→ **REQUIREMENTS**: In the listing that follows, count the lines holding the word "this" and report only that number.

→ **TASK INPUT**:
----

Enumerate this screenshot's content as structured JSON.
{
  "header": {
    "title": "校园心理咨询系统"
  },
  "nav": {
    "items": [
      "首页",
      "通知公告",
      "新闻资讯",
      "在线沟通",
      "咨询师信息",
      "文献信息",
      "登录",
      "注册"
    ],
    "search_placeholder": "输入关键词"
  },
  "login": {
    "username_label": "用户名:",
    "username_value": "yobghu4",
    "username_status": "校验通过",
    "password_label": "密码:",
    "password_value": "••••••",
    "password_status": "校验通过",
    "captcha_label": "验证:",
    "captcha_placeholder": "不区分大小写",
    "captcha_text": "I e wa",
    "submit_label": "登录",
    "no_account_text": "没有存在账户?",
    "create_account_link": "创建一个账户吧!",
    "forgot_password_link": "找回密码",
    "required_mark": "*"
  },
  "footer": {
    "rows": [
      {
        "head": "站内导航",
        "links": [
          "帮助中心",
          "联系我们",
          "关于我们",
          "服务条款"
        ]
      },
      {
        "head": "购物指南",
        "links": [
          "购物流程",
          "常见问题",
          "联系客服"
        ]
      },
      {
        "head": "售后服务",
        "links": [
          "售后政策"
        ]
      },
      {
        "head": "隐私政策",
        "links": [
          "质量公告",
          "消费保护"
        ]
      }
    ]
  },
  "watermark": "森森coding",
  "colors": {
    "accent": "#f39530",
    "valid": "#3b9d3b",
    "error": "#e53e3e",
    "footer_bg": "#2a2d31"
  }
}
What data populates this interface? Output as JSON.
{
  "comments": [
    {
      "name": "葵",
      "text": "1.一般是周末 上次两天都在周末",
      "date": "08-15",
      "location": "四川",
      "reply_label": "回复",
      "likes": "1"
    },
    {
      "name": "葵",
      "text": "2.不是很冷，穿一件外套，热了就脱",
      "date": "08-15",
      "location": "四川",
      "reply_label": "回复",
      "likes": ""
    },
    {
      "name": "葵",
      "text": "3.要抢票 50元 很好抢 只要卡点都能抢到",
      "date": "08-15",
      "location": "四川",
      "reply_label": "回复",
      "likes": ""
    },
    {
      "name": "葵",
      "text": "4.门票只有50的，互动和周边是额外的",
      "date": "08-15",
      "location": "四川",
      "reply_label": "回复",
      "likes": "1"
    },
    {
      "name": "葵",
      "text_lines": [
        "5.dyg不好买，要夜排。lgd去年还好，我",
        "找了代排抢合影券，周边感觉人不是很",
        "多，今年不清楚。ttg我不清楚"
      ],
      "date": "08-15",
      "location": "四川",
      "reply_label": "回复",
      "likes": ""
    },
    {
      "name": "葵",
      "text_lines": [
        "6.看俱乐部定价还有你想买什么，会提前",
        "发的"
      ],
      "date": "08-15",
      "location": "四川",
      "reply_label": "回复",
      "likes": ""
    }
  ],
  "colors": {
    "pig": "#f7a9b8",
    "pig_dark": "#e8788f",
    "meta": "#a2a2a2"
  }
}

----

→ **TASK RESPONSE**: 2